■ **Recorded data**

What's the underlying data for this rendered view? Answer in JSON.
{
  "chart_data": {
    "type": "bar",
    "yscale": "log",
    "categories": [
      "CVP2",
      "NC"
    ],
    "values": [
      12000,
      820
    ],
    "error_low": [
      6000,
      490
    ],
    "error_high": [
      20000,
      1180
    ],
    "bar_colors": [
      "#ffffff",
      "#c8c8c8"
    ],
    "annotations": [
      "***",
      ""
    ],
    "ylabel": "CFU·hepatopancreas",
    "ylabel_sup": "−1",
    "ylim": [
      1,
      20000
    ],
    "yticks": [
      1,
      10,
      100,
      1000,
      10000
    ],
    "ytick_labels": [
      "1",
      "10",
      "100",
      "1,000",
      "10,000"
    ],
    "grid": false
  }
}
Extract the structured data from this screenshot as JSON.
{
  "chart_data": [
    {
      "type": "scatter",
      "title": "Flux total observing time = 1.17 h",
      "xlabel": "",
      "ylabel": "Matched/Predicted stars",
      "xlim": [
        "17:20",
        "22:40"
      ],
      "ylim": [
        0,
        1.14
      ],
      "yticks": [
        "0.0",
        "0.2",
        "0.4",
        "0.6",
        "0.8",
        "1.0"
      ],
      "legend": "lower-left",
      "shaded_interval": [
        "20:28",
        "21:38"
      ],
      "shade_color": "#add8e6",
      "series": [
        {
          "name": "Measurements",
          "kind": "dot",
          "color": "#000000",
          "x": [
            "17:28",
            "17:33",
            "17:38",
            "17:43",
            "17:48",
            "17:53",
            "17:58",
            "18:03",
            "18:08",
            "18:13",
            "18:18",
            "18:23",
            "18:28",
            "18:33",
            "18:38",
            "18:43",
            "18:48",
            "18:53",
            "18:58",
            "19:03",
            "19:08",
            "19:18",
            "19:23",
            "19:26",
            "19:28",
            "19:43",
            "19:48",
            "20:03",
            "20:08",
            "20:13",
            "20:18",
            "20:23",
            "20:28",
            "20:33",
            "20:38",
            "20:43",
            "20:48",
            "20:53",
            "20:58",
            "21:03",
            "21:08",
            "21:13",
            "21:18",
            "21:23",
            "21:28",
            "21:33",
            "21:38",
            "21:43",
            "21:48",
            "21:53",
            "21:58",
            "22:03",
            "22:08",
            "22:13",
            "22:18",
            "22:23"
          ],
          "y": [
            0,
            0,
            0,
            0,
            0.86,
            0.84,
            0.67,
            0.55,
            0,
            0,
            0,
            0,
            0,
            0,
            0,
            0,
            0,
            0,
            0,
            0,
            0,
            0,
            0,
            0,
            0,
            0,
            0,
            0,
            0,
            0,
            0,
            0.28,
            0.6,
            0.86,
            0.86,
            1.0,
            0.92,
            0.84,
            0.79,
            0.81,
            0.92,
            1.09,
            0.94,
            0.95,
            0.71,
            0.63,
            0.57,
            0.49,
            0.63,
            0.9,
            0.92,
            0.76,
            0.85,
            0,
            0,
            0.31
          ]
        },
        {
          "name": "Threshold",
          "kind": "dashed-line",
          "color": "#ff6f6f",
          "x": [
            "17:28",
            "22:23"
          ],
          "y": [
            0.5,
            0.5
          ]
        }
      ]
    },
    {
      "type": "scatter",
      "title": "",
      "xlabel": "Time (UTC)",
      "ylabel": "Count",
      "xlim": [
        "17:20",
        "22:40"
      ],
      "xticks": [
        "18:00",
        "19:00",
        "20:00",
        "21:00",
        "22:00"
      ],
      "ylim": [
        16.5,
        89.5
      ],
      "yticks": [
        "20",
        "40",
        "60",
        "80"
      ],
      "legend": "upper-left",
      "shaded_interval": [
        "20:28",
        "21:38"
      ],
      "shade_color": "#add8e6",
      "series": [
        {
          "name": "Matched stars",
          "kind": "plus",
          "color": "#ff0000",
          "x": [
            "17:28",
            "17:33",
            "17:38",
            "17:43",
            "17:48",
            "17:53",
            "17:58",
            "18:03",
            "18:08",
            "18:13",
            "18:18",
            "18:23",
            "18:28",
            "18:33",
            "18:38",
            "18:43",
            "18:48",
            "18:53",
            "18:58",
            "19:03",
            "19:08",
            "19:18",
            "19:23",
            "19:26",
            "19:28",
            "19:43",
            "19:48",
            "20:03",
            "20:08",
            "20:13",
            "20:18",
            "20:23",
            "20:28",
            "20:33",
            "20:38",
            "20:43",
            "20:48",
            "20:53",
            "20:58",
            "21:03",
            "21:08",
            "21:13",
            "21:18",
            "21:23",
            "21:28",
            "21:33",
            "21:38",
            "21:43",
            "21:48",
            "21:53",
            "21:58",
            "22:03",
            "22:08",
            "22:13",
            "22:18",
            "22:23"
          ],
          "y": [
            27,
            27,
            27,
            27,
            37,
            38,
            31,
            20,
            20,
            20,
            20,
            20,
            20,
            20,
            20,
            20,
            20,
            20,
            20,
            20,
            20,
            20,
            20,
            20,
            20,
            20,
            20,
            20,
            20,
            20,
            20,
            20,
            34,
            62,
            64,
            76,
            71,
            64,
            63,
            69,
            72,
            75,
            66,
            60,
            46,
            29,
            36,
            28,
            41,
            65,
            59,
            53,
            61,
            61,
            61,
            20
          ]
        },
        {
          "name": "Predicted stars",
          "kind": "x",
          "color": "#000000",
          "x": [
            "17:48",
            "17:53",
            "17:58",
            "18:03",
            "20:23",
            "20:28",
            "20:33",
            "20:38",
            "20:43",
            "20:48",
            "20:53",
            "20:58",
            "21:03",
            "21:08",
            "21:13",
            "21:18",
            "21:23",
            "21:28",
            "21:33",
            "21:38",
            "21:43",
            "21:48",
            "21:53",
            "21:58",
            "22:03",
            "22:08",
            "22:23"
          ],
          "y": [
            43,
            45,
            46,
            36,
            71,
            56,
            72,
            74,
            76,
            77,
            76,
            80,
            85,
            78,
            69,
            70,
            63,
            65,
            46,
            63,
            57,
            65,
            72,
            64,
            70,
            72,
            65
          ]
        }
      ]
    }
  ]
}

■ **Challenge**
Repeat all the records. Match each line exactly.

■ **Result below**
What's the underlying data for this rendered view? Answer in JSON.
{
  "chart_data": {
    "type": "bar",
    "yscale": "log",
    "categories": [
      "CVP2",
      "NC"
    ],
    "values": [
      12000,
      820
    ],
    "error_low": [
      6000,
      490
    ],
    "error_high": [
      20000,
      1180
    ],
    "bar_colors": [
      "#ffffff",
      "#c8c8c8"
    ],
    "annotations": [
      "***",
      ""
    ],
    "ylabel": "CFU·hepatopancreas",
    "ylabel_sup": "−1",
    "ylim": [
      1,
      20000
    ],
    "yticks": [
      1,
      10,
      100,
      1000,
      10000
    ],
    "ytick_labels": [
      "1",
      "10",
      "100",
      "1,000",
      "10,000"
    ],
    "grid": false
  }
}
Extract the structured data from this screenshot as JSON.
{
  "chart_data": [
    {
      "type": "scatter",
      "title": "Flux total observing time = 1.17 h",
      "xlabel": "",
      "ylabel": "Matched/Predicted stars",
      "xlim": [
        "17:20",
        "22:40"
      ],
      "ylim": [
        0,
        1.14
      ],
      "yticks": [
        "0.0",
        "0.2",
        "0.4",
        "0.6",
        "0.8",
        "1.0"
      ],
      "legend": "lower-left",
      "shaded_interval": [
        "20:28",
        "21:38"
      ],
      "shade_color": "#add8e6",
      "series": [
        {
          "name": "Measurements",
          "kind": "dot",
          "color": "#000000",
          "x": [
            "17:28",
            "17:33",
            "17:38",
            "17:43",
            "17:48",
            "17:53",
            "17:58",
            "18:03",
            "18:08",
            "18:13",
            "18:18",
            "18:23",
            "18:28",
            "18:33",
            "18:38",
            "18:43",
            "18:48",
            "18:53",
            "18:58",
            "19:03",
            "19:08",
            "19:18",
            "19:23",
            "19:26",
            "19:28",
            "19:43",
            "19:48",
            "20:03",
            "20:08",
            "20:13",
            "20:18",
            "20:23",
            "20:28",
            "20:33",
            "20:38",
            "20:43",
            "20:48",
            "20:53",
            "20:58",
            "21:03",
            "21:08",
            "21:13",
            "21:18",
            "21:23",
            "21:28",
            "21:33",
            "21:38",
            "21:43",
            "21:48",
            "21:53",
            "21:58",
            "22:03",
            "22:08",
            "22:13",
            "22:18",
            "22:23"
          ],
          "y": [
            0,
            0,
            0,
            0,
            0.86,
            0.84,
            0.67,
            0.55,
            0,
            0,
            0,
            0,
            0,
            0,
            0,
            0,
            0,
            0,
            0,
            0,
            0,
            0,
            0,
            0,
            0,
            0,
            0,
            0,
            0,
            0,
            0,
            0.28,
            0.6,
            0.86,
            0.86,
            1.0,
            0.92,
            0.84,
            0.79,
            0.81,
            0.92,
            1.09,
            0.94,
            0.95,
            0.71,
            0.63,
            0.57,
            0.49,
            0.63,
            0.9,
            0.92,
            0.76,
            0.85,
            0,
            0,
            0.31
          ]
        },
        {
          "name": "Threshold",
          "kind": "dashed-line",
          "color": "#ff6f6f",
          "x": [
            "17:28",
            "22:23"
          ],
          "y": [
            0.5,
            0.5
          ]
        }
      ]
    },
    {
      "type": "scatter",
      "title": "",
      "xlabel": "Time (UTC)",
      "ylabel": "Count",
      "xlim": [
        "17:20",
        "22:40"
      ],
      "xticks": [
        "18:00",
        "19:00",
        "20:00",
        "21:00",
        "22:00"
      ],
      "ylim": [
        16.5,
        89.5
      ],
      "yticks": [
        "20",
        "40",
        "60",
        "80"
      ],
      "legend": "upper-left",
      "shaded_interval": [
        "20:28",
        "21:38"
      ],
      "shade_color": "#add8e6",
      "series": [
        {
          "name": "Matched stars",
          "kind": "plus",
          "color": "#ff0000",
          "x": [
            "17:28",
            "17:33",
            "17:38",
            "17:43",
            "17:48",
            "17:53",
            "17:58",
            "18:03",
            "18:08",
            "18:13",
            "18:18",
            "18:23",
            "18:28",
            "18:33",
            "18:38",
            "18:43",
            "18:48",
            "18:53",
            "18:58",
            "19:03",
            "19:08",
            "19:18",
            "19:23",
            "19:26",
            "19:28",
            "19:43",
            "19:48",
            "20:03",
            "20:08",
            "20:13",
            "20:18",
            "20:23",
            "20:28",
            "20:33",
            "20:38",
            "20:43",
            "20:48",
            "20:53",
            "20:58",
            "21:03",
            "21:08",
            "21:13",
            "21:18",
            "21:23",
            "21:28",
            "21:33",
            "21:38",
            "21:43",
            "21:48",
            "21:53",
            "21:58",
            "22:03",
            "22:08",
            "22:13",
            "22:18",
            "22:23"
          ],
          "y": [
            27,
            27,
            27,
            27,
            37,
            38,
            31,
            20,
            20,
            20,
            20,
            20,
            20,
            20,
            20,
            20,
            20,
            20,
            20,
            20,
            20,
            20,
            20,
            20,
            20,
            20,
            20,
            20,
            20,
            20,
            20,
            20,
            34,
            62,
            64,
            76,
            71,
            64,
            63,
            69,
            72,
            75,
            66,
            60,
            46,
            29,
            36,
            28,
            41,
            65,
            59,
            53,
            61,
            61,
            61,
            20
          ]
        },
        {
          "name": "Predicted stars",
          "kind": "x",
          "color": "#000000",
          "x": [
            "17:48",
            "17:53",
            "17:58",
            "18:03",
            "20:23",
            "20:28",
            "20:33",
            "20:38",
            "20:43",
            "20:48",
            "20:53",
            "20:58",
            "21:03",
            "21:08",
            "21:13",
            "21:18",
            "21:23",
            "21:28",
            "21:33",
            "21:38",
            "21:43",
            "21:48",
            "21:53",
            "21:58",
            "22:03",
            "22:08",
            "22:23"
          ],
          "y": [
            43,
            45,
            46,
            36,
            71,
            56,
            72,
            74,
            76,
            77,
            76,
            80,
            85,
            78,
            69,
            70,
            63,
            65,
            46,
            63,
            57,
            65,
            72,
            64,
            70,
            72,
            65
          ]
        }
      ]
    }
  ]
}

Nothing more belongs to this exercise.